▶ [What needs to be done]:
Copy all of the material exactly. Pictures are not to appear in the copy.
* Begin Records provided *
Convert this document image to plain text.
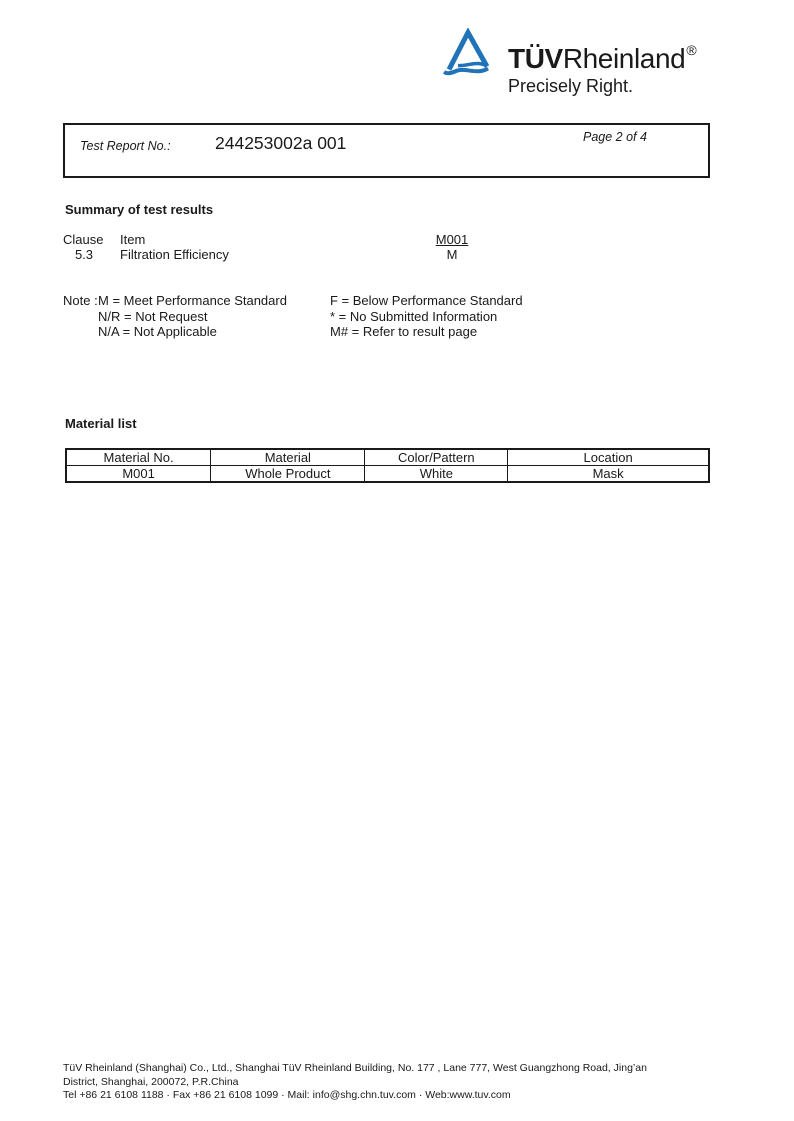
TÜVRheinland®
Precisely Right.
Test Report No.:	244253002a 001	Page 2 of 4
Summary of test results
Clause Item	M001
5.3	Filtration Efficiency	M
Note : M = Meet Performance Standard
N/R = Not Request
N/A = Not Applicable
F = Below Performance Standard
* = No Submitted Information
M# = Refer to result page
Material list
Material No.	Material	Color/Pattern	Location
M001	Whole Product	White	Mask
TüV Rheinland (Shanghai) Co., Ltd., Shanghai TüV Rheinland Building, No. 177 , Lane 777, West Guangzhong Road, Jing’an
District, Shanghai, 200072, P.R.China
Tel +86 21 6108 1188 · Fax +86 21 6108 1099 · Mail: info@shg.chn.tuv.com · Web:www.tuv.com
* End Records provided *
▶ [Solution to this exercise]:
Convert this document image to plain text.
TÜVRheinland®
Precisely Right.
Test Report No.:	244253002a 001	Page 2 of 4
Summary of test results
Clause Item	M001
5.3	Filtration Efficiency	M
Note : M = Meet Performance Standard
N/R = Not Request
N/A = Not Applicable
F = Below Performance Standard
* = No Submitted Information
M# = Refer to result page
Material list
Material No.	Material	Color/Pattern	Location
M001	Whole Product	White	Mask
TüV Rheinland (Shanghai) Co., Ltd., Shanghai TüV Rheinland Building, No. 177 , Lane 777, West Guangzhong Road, Jing’an
District, Shanghai, 200072, P.R.China
Tel +86 21 6108 1188 · Fax +86 21 6108 1099 · Mail: info@shg.chn.tuv.com · Web:www.tuv.com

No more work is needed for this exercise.